* Seção de texto

::::

Fradique CoutinhoRua Fradique Coutinho provavelmente na década de 1960

Por Edison Loureiro

A Vila Madalena de hoje concentra estúdios de artes, fotografia, galerias, exposições, escolas de teatro e principalmente bares, muitos bares. É um ponto de concentração de artistas, escritores, jornalistas e gente jovem à procura de diversão. Nada que lembre a de 1954, quando a parte alta da Fradique Coutinho nem era pavimentada, como todas as ruas em redor, mas já existia a Escola de Balé Elza Prado que está no mesmo lugar até hoje.

::::

* Problemas a resolver
[1] Segundo o texto sobre a Vila Madalena, que escola já existia em 1954 e continua no mesmo lugar até hoje?
[2] Reproduza do texto sobre a Vila Madalena tudo desde "Por Edison Loureiro" até "lugar até hoje.", trocando "pavimentada" por "asfaltada".
Responda com base somente no texto sobre a Vila Madalena.

::::

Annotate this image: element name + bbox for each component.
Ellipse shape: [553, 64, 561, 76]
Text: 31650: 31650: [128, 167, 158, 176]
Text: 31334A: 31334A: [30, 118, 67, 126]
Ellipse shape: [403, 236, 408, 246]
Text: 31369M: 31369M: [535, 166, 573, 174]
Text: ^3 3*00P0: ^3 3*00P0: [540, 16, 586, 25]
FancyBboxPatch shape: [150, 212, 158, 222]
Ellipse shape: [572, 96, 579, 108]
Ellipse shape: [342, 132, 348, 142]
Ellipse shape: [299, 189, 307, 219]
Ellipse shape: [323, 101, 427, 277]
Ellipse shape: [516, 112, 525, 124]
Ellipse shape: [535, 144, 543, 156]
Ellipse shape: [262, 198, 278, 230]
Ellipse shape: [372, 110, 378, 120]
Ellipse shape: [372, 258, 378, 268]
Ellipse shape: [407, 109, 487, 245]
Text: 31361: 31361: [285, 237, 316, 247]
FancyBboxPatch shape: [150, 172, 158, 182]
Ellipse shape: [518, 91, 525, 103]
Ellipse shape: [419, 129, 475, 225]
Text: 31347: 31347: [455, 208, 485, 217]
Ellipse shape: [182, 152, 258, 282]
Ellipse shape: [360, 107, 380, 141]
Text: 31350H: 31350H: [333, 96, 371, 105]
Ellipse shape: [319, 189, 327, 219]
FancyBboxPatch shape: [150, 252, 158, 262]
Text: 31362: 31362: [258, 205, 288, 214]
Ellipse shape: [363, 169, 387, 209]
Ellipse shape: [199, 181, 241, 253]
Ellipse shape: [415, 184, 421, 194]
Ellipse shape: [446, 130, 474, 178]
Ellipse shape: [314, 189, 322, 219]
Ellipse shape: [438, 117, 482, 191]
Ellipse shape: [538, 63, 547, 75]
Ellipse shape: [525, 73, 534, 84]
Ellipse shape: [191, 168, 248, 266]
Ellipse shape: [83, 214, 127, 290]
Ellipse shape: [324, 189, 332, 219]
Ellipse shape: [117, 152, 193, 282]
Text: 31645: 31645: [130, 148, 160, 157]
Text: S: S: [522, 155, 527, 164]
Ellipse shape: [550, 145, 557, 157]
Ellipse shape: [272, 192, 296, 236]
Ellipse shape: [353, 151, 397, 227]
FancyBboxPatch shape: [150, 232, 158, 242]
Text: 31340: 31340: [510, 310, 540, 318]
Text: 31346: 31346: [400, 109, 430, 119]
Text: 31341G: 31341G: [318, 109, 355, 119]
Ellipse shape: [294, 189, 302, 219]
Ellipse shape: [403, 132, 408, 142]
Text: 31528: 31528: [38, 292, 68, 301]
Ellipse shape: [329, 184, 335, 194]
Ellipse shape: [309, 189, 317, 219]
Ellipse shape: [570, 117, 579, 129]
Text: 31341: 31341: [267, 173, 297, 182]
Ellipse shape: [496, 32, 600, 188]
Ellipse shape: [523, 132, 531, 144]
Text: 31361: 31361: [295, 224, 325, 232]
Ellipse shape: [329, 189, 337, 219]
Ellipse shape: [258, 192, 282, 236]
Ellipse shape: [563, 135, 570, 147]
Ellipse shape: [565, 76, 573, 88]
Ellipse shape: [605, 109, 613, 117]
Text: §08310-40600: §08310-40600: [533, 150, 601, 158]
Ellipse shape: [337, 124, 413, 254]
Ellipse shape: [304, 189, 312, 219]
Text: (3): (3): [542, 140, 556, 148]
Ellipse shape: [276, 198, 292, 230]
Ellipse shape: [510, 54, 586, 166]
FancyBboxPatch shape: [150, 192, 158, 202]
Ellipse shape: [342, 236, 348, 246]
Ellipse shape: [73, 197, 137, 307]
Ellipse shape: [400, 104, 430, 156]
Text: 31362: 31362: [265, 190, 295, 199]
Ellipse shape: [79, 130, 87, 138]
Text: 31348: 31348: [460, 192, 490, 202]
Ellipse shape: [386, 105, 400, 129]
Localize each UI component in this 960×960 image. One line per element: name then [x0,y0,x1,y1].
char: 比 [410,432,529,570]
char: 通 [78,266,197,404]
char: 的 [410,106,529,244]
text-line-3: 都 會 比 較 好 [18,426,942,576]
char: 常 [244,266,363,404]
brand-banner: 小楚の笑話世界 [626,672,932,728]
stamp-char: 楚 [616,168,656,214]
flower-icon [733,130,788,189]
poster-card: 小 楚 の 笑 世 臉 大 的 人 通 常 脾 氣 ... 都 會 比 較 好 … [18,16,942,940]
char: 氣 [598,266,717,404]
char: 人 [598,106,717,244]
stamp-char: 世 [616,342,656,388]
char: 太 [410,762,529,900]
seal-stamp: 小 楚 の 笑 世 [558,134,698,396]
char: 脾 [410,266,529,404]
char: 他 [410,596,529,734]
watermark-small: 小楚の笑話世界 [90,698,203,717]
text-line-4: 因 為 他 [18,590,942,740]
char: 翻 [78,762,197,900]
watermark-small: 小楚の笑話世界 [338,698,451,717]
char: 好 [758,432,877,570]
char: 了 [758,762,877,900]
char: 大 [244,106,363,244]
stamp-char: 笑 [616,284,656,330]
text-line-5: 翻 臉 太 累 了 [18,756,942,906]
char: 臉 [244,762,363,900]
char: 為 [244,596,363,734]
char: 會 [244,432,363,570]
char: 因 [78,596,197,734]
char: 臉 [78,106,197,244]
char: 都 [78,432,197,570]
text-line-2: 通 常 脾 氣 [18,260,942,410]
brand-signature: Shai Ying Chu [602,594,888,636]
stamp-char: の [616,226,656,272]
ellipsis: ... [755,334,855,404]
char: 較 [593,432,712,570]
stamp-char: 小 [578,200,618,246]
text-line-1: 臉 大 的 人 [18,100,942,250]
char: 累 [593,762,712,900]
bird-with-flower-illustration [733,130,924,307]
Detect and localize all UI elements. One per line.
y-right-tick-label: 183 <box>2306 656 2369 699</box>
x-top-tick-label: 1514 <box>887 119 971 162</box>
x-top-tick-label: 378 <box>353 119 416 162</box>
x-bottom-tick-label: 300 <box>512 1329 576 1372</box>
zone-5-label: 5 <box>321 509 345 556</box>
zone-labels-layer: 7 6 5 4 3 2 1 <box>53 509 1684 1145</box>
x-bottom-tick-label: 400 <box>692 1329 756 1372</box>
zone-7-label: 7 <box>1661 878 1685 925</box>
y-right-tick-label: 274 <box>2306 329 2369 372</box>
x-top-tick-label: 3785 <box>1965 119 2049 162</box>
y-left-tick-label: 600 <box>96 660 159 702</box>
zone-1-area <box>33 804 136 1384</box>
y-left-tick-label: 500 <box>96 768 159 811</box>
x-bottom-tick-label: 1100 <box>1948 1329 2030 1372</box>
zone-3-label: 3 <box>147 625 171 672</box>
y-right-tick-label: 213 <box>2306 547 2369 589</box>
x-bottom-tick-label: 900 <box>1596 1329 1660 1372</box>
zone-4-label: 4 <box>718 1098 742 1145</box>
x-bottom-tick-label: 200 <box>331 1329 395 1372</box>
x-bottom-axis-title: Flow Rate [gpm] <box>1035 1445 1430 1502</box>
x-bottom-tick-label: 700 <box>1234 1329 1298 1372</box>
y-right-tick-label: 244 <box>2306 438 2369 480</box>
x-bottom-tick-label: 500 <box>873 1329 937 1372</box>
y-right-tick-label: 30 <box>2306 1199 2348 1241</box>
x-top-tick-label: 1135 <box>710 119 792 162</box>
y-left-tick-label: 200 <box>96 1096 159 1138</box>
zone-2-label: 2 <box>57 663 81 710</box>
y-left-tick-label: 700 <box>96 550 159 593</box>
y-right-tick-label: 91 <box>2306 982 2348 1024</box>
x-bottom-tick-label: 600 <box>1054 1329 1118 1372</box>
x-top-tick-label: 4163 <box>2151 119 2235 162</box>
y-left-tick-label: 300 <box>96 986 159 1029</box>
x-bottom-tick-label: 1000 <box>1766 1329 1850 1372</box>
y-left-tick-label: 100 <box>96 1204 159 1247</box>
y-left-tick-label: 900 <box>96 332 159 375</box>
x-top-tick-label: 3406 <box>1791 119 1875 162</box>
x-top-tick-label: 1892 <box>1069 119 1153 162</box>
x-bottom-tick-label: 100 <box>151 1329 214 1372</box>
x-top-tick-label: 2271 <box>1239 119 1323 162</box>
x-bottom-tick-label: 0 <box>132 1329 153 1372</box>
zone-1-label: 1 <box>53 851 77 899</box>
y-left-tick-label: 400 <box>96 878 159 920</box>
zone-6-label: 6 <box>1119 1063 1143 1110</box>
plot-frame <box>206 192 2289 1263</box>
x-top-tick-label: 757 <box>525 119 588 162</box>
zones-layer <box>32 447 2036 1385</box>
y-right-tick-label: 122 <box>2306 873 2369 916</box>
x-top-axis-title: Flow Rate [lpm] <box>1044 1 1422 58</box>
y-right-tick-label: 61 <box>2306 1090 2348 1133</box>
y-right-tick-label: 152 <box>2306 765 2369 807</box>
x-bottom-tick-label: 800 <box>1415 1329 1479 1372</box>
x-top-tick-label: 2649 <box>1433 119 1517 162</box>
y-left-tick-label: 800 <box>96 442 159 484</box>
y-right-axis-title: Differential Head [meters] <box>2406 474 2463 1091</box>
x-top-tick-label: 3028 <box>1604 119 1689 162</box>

::::

* Respostas em ordem
[1] A Escola de Balé Elza Prado.

[2]
Por Edison Loureiro

A Vila Madalena de hoje concentra estúdios de artes, fotografia, galerias, exposições, escolas de teatro e principalmente bares, muitos bares. É um ponto de concentração de artistas, escritores, jornalistas e gente jovem à procura de diversão. Nada que lembre a de 1954, quando a parte alta da Fradique Coutinho nem era asfaltada, como todas as ruas em redor, mas já existia a Escola de Balé Elza Prado que está no mesmo lugar até hoje.